WHAT TO PRODUCE
Search the records for "HEXAGON". Copy every line where it appears.

SUPPLIED RECORDS
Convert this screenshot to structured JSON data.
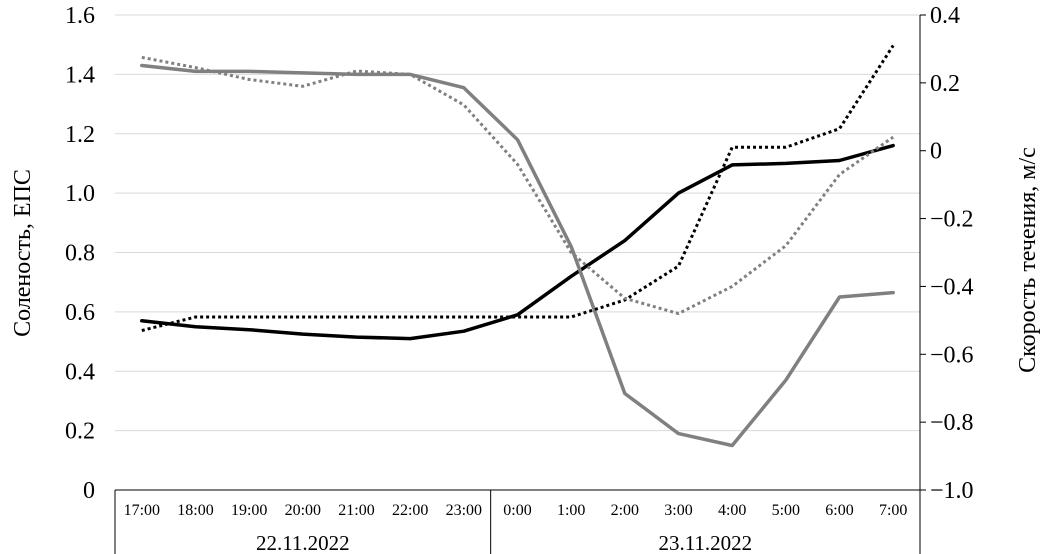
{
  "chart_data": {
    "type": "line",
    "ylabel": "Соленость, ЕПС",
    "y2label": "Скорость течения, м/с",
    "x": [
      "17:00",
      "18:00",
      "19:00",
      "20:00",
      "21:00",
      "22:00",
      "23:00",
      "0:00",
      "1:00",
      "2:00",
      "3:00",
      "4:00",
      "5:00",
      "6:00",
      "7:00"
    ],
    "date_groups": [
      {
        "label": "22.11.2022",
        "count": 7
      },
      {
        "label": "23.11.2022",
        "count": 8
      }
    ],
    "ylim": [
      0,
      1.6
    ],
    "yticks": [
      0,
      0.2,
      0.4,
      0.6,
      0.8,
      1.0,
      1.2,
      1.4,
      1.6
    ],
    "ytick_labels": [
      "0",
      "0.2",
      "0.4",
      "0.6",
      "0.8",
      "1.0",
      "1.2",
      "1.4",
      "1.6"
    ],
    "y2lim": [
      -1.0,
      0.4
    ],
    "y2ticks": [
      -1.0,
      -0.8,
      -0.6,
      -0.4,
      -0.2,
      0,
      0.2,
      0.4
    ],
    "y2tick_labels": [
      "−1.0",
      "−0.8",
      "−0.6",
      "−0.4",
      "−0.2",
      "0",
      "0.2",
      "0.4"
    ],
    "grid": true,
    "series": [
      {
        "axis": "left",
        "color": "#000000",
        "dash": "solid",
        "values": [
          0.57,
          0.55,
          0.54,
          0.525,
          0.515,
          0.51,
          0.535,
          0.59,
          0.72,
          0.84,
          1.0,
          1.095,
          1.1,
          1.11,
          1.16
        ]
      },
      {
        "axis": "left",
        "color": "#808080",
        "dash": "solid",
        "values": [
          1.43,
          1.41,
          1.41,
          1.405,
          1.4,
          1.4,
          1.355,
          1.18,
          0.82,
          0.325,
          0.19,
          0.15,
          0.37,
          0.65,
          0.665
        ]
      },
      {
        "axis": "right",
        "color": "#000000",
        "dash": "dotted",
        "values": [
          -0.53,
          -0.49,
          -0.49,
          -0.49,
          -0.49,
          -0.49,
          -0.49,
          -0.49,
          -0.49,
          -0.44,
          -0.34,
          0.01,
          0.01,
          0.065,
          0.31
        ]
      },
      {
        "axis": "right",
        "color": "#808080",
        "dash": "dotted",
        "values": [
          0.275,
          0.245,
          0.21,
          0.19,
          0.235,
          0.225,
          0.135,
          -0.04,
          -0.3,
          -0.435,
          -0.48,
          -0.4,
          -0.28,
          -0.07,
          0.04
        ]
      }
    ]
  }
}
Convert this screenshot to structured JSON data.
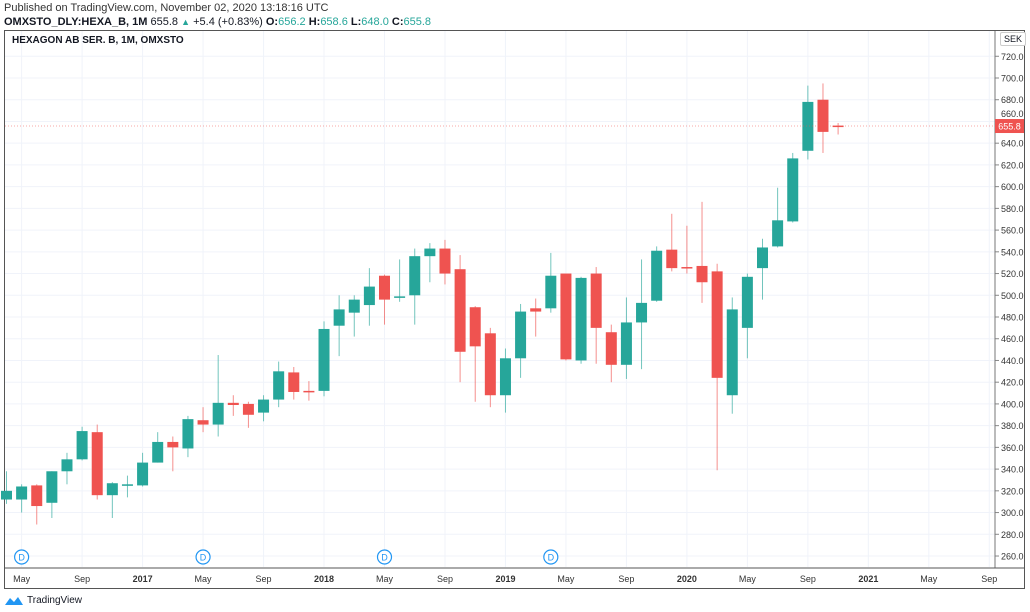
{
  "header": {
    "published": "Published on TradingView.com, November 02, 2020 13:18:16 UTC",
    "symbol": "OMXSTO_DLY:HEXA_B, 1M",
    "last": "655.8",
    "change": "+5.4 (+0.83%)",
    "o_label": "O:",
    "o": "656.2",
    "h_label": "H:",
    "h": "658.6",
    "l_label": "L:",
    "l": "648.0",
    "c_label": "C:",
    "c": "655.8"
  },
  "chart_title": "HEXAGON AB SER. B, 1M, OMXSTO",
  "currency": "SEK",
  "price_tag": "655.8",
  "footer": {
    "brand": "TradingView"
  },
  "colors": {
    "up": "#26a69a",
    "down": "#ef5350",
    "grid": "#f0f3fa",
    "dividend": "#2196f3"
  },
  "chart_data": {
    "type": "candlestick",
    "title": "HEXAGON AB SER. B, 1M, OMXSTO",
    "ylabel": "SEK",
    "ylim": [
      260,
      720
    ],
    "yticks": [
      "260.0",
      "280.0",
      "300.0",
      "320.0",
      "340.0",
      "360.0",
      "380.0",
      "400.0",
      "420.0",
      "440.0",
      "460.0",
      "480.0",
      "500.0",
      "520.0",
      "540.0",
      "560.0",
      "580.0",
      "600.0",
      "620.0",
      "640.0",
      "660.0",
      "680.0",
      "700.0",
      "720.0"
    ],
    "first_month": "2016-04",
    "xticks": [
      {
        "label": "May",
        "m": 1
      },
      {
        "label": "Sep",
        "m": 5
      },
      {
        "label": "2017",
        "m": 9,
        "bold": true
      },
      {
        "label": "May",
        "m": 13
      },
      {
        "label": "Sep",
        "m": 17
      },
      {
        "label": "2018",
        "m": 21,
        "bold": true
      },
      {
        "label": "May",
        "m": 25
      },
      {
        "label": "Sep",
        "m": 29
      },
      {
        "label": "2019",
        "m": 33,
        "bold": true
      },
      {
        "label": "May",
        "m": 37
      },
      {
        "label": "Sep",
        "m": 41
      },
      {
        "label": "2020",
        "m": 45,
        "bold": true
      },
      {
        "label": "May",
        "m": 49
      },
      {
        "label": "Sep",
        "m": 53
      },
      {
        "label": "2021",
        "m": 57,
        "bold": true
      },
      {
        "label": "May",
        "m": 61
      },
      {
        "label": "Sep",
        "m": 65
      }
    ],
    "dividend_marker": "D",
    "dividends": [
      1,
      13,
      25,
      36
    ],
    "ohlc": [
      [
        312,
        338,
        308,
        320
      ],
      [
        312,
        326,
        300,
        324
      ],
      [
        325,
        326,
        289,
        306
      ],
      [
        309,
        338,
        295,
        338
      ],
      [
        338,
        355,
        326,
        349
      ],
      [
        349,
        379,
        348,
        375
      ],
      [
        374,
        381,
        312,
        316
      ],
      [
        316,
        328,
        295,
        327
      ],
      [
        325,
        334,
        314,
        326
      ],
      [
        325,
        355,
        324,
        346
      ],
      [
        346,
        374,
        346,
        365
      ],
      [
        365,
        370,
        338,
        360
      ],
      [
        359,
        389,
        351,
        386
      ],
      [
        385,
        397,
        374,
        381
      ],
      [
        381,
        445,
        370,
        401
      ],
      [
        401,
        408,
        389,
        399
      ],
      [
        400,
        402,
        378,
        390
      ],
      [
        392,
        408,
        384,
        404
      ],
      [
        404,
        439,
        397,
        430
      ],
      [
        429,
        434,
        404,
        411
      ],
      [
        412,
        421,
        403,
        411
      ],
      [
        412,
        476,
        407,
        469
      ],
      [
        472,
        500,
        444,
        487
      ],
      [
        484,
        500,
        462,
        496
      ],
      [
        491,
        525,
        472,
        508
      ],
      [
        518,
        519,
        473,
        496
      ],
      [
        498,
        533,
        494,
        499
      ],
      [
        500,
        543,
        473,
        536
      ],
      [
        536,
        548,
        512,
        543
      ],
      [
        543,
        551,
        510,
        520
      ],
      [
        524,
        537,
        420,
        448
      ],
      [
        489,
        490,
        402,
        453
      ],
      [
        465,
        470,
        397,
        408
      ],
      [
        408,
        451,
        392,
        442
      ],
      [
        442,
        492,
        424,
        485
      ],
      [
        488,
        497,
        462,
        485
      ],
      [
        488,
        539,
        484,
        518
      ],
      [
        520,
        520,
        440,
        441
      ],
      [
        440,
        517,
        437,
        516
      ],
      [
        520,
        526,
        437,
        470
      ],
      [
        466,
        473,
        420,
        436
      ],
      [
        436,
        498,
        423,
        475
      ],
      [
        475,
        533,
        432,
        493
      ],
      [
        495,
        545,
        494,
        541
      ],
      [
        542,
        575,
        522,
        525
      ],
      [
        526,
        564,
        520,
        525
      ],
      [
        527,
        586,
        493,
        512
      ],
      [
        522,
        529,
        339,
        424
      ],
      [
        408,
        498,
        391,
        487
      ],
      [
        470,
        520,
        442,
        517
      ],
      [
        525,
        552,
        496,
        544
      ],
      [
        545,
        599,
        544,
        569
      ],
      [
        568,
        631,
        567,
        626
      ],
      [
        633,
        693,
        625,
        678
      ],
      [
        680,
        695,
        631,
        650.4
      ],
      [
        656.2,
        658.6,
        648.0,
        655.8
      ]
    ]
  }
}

--

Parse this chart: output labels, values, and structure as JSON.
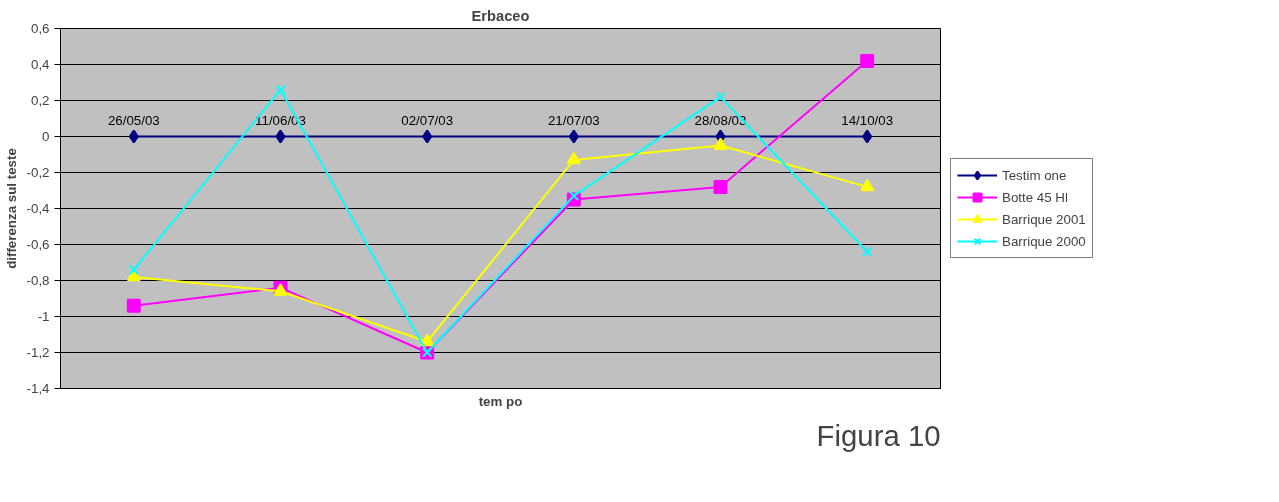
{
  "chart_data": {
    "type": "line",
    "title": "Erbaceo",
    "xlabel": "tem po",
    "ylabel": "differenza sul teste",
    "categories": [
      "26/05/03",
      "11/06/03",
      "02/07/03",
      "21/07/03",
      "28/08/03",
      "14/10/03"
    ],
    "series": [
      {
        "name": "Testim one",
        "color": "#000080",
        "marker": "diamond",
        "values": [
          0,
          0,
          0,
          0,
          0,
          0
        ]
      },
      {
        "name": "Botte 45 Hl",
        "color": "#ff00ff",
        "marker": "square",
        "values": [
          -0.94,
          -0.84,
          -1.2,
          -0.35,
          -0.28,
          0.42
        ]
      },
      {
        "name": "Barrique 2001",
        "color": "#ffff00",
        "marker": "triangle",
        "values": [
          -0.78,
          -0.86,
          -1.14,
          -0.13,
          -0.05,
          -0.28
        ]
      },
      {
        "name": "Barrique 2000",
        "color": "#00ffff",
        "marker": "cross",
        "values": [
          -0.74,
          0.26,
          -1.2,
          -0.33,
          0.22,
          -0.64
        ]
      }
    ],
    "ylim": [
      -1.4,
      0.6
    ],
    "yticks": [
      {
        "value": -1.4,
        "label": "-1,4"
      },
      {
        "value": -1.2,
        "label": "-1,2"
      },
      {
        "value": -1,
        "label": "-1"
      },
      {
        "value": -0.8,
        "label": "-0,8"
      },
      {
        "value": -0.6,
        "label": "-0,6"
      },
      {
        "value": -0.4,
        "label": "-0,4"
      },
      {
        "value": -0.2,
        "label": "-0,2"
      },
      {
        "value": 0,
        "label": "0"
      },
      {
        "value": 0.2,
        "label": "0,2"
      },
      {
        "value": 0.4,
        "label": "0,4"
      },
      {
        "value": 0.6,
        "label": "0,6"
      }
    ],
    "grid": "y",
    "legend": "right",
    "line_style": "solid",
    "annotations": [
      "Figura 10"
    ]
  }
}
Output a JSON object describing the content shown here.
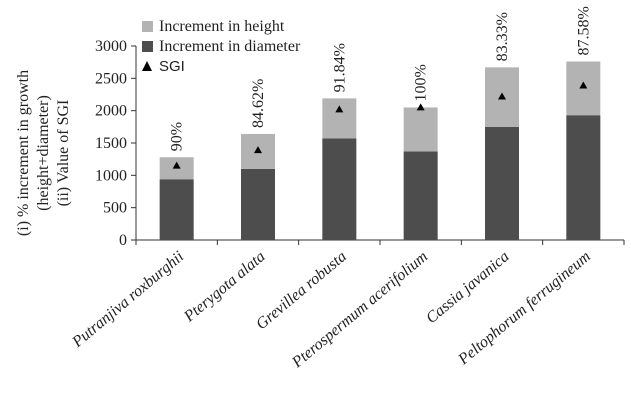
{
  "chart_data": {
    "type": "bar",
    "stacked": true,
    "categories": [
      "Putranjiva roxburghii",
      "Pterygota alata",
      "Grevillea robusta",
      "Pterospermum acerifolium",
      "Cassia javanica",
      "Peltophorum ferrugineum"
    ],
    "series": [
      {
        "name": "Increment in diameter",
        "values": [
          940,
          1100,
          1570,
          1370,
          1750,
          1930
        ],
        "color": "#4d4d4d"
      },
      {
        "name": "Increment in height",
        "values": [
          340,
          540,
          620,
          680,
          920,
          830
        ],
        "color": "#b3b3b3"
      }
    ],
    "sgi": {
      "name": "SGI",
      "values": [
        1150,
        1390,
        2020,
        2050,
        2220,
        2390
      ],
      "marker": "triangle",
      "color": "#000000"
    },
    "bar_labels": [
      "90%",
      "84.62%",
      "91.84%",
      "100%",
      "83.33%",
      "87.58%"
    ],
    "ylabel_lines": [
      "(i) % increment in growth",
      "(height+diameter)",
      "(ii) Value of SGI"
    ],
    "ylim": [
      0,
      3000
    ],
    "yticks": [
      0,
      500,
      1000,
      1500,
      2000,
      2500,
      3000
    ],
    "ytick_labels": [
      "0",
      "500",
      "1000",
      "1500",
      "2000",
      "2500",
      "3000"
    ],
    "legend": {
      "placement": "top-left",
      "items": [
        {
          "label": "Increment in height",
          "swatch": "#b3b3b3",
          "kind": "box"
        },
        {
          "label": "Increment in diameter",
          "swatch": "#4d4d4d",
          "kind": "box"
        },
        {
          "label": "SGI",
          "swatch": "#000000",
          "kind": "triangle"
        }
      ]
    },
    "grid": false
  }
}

==

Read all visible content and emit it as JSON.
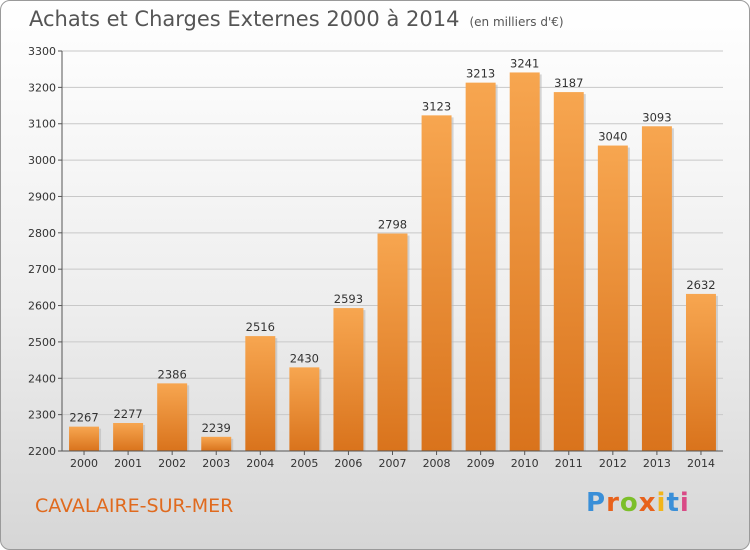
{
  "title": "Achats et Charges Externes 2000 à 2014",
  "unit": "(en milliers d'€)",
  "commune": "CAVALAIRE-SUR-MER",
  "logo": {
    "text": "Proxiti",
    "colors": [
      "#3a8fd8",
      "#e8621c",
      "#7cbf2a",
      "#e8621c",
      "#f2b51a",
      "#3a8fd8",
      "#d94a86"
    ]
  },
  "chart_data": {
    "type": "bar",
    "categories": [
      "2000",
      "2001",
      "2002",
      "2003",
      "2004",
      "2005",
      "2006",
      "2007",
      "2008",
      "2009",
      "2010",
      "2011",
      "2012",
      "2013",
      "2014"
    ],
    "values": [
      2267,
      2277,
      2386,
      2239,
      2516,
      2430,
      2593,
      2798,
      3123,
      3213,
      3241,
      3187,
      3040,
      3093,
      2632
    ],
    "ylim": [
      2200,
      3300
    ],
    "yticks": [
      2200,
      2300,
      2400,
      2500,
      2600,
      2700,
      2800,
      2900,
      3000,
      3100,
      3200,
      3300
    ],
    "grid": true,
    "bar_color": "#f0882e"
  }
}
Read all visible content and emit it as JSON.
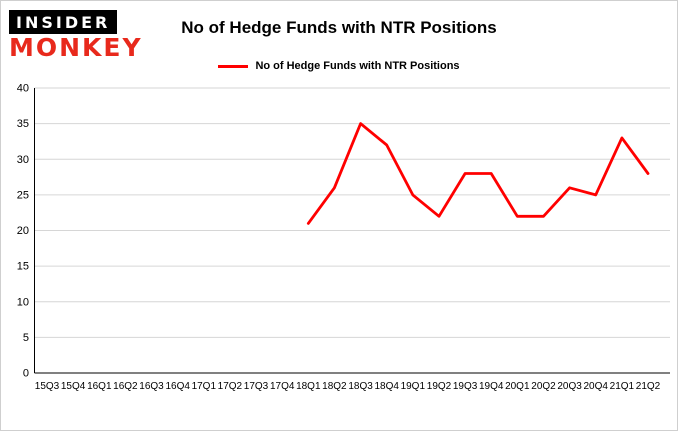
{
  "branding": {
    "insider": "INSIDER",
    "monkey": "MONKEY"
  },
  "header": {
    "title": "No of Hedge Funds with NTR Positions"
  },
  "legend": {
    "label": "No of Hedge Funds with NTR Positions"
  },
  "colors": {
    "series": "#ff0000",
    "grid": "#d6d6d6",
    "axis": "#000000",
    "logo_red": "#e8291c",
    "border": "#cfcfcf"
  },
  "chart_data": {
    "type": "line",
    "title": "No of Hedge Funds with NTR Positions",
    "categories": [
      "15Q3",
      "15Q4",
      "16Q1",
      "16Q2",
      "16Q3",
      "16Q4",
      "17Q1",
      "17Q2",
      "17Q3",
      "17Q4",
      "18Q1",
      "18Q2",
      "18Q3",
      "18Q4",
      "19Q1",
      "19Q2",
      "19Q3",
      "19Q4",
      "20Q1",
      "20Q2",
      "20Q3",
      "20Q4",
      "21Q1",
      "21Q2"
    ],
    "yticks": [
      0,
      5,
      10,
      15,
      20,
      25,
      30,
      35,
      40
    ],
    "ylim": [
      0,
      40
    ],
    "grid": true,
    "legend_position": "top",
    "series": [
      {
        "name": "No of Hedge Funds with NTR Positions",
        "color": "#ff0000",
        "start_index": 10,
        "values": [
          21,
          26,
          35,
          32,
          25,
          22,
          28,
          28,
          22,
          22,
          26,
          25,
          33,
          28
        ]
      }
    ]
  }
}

COMPLETE ANSWER
  "chart_title": "HEXAGON AB SER. B, 1M, OMXSTO",
    "title": "HEXAGON AB SER. B, 1M, OMXSTO",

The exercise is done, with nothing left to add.